Data for this task start

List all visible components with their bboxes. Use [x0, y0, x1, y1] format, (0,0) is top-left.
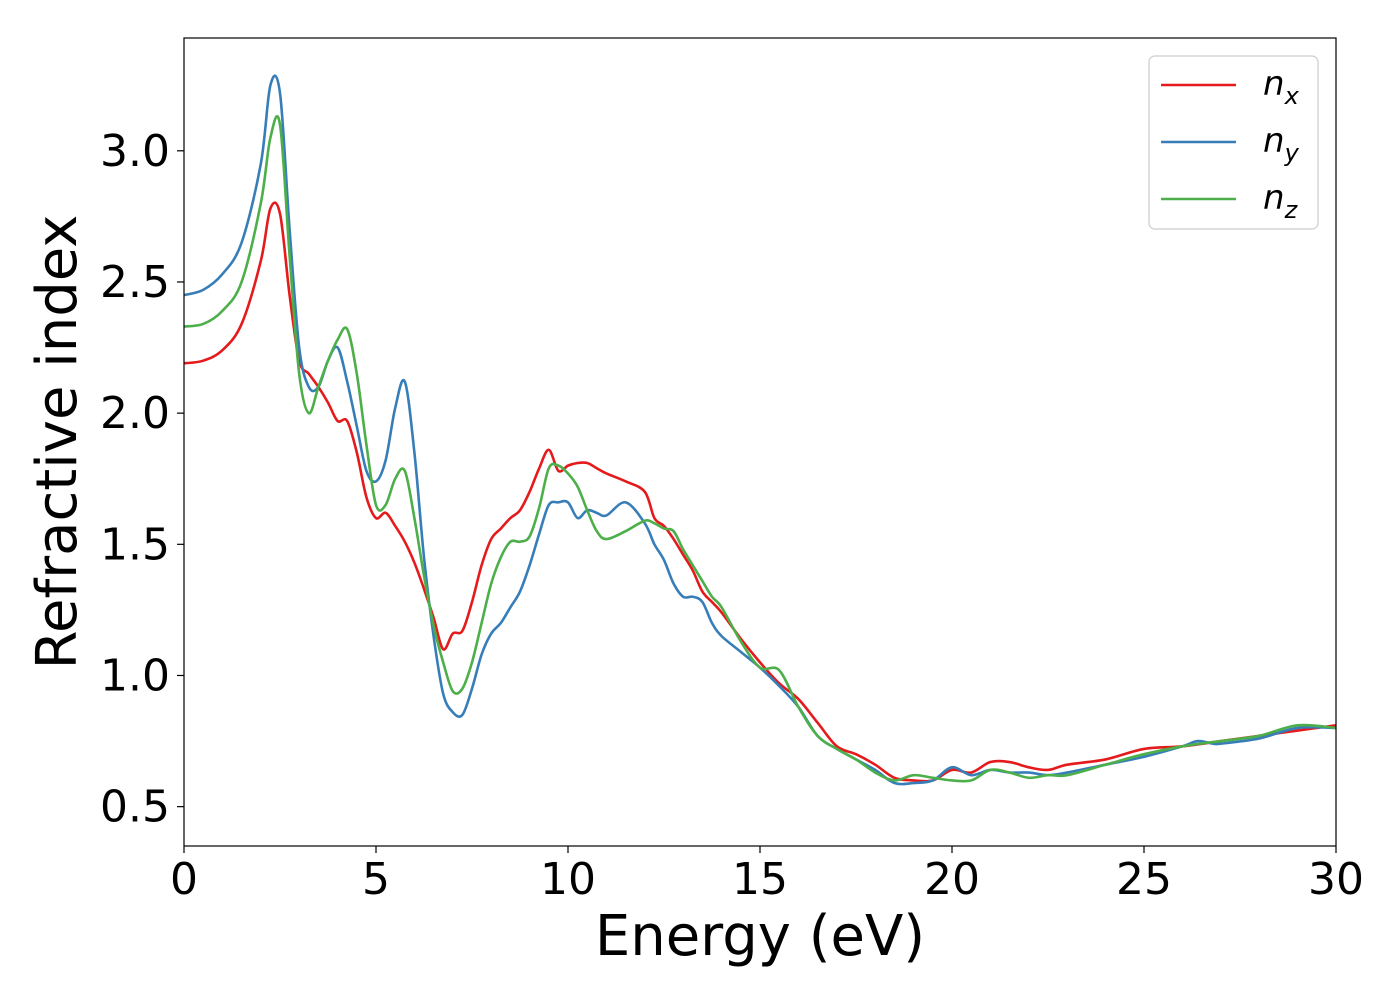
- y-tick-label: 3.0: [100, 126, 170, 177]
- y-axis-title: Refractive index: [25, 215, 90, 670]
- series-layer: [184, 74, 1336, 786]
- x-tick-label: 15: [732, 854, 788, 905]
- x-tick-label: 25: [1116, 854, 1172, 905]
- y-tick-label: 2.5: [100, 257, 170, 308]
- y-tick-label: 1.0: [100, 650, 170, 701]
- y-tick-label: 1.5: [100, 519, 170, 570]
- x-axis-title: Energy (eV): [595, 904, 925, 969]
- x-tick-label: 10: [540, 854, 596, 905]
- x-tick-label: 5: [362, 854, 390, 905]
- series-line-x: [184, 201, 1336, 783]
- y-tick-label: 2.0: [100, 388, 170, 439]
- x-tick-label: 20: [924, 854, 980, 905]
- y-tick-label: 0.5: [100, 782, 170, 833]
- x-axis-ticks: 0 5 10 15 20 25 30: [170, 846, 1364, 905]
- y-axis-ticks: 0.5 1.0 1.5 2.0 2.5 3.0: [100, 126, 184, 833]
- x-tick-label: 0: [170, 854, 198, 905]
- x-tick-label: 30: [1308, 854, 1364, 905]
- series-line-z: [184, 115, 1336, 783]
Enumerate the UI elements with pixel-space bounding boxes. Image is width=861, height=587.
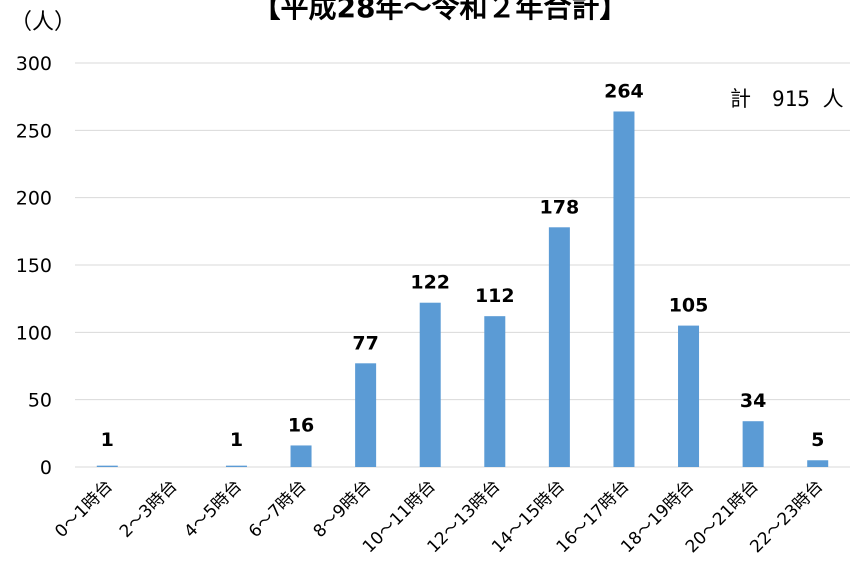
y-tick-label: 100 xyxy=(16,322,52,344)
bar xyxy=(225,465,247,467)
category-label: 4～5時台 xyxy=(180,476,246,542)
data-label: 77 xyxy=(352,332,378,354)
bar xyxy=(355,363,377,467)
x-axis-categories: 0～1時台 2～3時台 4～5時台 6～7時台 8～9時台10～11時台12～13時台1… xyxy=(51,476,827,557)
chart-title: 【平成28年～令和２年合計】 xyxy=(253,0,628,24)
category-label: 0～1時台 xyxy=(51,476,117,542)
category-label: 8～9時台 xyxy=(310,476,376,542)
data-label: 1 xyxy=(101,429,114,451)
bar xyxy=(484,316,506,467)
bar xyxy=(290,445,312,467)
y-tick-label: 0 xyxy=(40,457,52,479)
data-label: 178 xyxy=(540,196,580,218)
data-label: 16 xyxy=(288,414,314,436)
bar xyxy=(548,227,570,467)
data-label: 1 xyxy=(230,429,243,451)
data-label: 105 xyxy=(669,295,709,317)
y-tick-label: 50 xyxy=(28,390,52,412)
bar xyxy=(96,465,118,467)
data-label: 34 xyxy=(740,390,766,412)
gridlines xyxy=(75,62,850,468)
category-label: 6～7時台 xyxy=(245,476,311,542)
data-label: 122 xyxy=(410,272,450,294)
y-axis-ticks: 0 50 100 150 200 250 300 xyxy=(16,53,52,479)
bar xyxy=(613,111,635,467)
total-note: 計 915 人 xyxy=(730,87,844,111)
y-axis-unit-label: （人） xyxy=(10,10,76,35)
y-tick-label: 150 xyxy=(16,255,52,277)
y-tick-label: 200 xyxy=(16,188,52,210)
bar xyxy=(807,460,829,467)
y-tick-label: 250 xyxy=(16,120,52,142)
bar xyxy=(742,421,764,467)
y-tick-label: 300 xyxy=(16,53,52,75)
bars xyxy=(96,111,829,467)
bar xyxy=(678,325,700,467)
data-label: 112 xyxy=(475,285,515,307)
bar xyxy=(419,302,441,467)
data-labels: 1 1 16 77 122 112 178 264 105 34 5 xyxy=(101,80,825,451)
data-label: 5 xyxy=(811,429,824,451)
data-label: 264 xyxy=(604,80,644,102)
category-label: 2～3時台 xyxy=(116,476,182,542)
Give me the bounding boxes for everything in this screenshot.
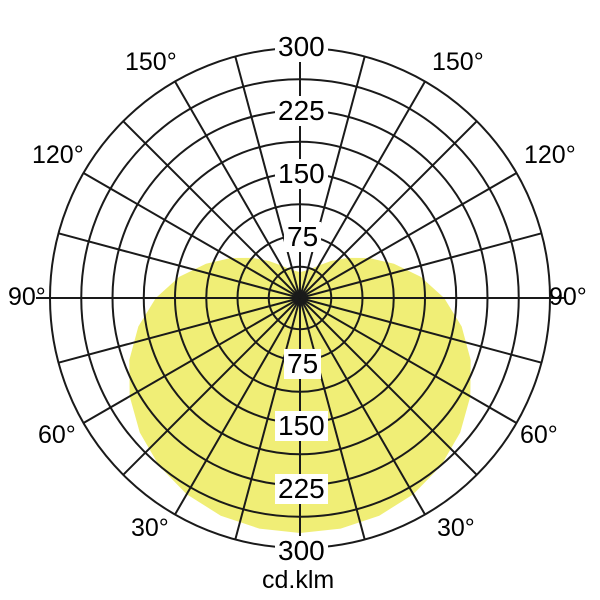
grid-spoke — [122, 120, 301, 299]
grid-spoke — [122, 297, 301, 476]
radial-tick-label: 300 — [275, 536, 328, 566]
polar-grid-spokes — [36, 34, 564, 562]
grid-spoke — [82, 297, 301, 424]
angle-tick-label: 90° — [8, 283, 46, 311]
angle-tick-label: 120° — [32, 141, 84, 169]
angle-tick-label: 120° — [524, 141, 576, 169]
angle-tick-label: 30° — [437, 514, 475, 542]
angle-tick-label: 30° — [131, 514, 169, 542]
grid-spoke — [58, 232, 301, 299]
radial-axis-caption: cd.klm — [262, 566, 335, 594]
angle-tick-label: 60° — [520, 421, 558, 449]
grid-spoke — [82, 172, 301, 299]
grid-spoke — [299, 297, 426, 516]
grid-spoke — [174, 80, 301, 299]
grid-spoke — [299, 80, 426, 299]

Data for this task end

- Task to complete
Copy all of the data above line for line, without changing a character, and leave out the pictures.

- Finished exercise
List all visible components with their bboxes. Use [x0, y0, x1, y1] format, (0,0) is top-left.
- y-tick-label: 3.0: [100, 126, 170, 177]
- y-axis-title: Refractive index: [25, 215, 90, 670]
- series-layer: [184, 74, 1336, 786]
- x-tick-label: 15: [732, 854, 788, 905]
- x-tick-label: 25: [1116, 854, 1172, 905]
- y-tick-label: 2.5: [100, 257, 170, 308]
- y-tick-label: 1.0: [100, 650, 170, 701]
- y-tick-label: 1.5: [100, 519, 170, 570]
- x-axis-title: Energy (eV): [595, 904, 925, 969]
- x-tick-label: 10: [540, 854, 596, 905]
- x-tick-label: 5: [362, 854, 390, 905]
- series-line-x: [184, 201, 1336, 783]
- y-tick-label: 2.0: [100, 388, 170, 439]
- x-tick-label: 20: [924, 854, 980, 905]
- y-tick-label: 0.5: [100, 782, 170, 833]
- x-axis-ticks: 0 5 10 15 20 25 30: [170, 846, 1364, 905]
- y-axis-ticks: 0.5 1.0 1.5 2.0 2.5 3.0: [100, 126, 184, 833]
- x-tick-label: 0: [170, 854, 198, 905]
- x-tick-label: 30: [1308, 854, 1364, 905]
- series-line-z: [184, 115, 1336, 783]
Enumerate the UI elements with pixel-space bounding boxes. Image is width=861, height=587.
y-tick-label: 100 xyxy=(16,322,52,344)
bar xyxy=(225,465,247,467)
category-label: 4～5時台 xyxy=(180,476,246,542)
data-label: 77 xyxy=(352,332,378,354)
bar xyxy=(355,363,377,467)
x-axis-categories: 0～1時台 2～3時台 4～5時台 6～7時台 8～9時台10～11時台12～13時台1… xyxy=(51,476,827,557)
chart-title: 【平成28年～令和２年合計】 xyxy=(253,0,628,24)
category-label: 0～1時台 xyxy=(51,476,117,542)
category-label: 8～9時台 xyxy=(310,476,376,542)
data-label: 1 xyxy=(101,429,114,451)
bar xyxy=(484,316,506,467)
bar xyxy=(290,445,312,467)
y-tick-label: 0 xyxy=(40,457,52,479)
data-label: 178 xyxy=(540,196,580,218)
data-label: 16 xyxy=(288,414,314,436)
bar xyxy=(548,227,570,467)
data-label: 1 xyxy=(230,429,243,451)
data-label: 105 xyxy=(669,295,709,317)
y-tick-label: 50 xyxy=(28,390,52,412)
bar xyxy=(96,465,118,467)
data-label: 34 xyxy=(740,390,766,412)
gridlines xyxy=(75,62,850,468)
category-label: 6～7時台 xyxy=(245,476,311,542)
data-label: 122 xyxy=(410,272,450,294)
y-axis-ticks: 0 50 100 150 200 250 300 xyxy=(16,53,52,479)
bar xyxy=(613,111,635,467)
total-note: 計 915 人 xyxy=(730,87,844,111)
y-axis-unit-label: （人） xyxy=(10,10,76,35)
y-tick-label: 150 xyxy=(16,255,52,277)
y-tick-label: 200 xyxy=(16,188,52,210)
bar xyxy=(807,460,829,467)
y-tick-label: 250 xyxy=(16,120,52,142)
bar xyxy=(742,421,764,467)
y-tick-label: 300 xyxy=(16,53,52,75)
bars xyxy=(96,111,829,467)
bar xyxy=(678,325,700,467)
data-label: 112 xyxy=(475,285,515,307)
bar xyxy=(419,302,441,467)
data-labels: 1 1 16 77 122 112 178 264 105 34 5 xyxy=(101,80,825,451)
data-label: 5 xyxy=(811,429,824,451)
data-label: 264 xyxy=(604,80,644,102)
category-label: 2～3時台 xyxy=(116,476,182,542)
Give me the bounding boxes for everything in this screenshot.
grid-spoke — [122, 120, 301, 299]
grid-spoke — [122, 297, 301, 476]
radial-tick-label: 300 — [275, 536, 328, 566]
polar-grid-spokes — [36, 34, 564, 562]
grid-spoke — [82, 297, 301, 424]
angle-tick-label: 90° — [8, 283, 46, 311]
angle-tick-label: 120° — [32, 141, 84, 169]
angle-tick-label: 120° — [524, 141, 576, 169]
angle-tick-label: 30° — [437, 514, 475, 542]
angle-tick-label: 30° — [131, 514, 169, 542]
grid-spoke — [58, 232, 301, 299]
radial-axis-caption: cd.klm — [262, 566, 335, 594]
angle-tick-label: 60° — [520, 421, 558, 449]
grid-spoke — [82, 172, 301, 299]
grid-spoke — [299, 297, 426, 516]
grid-spoke — [174, 80, 301, 299]
grid-spoke — [299, 80, 426, 299]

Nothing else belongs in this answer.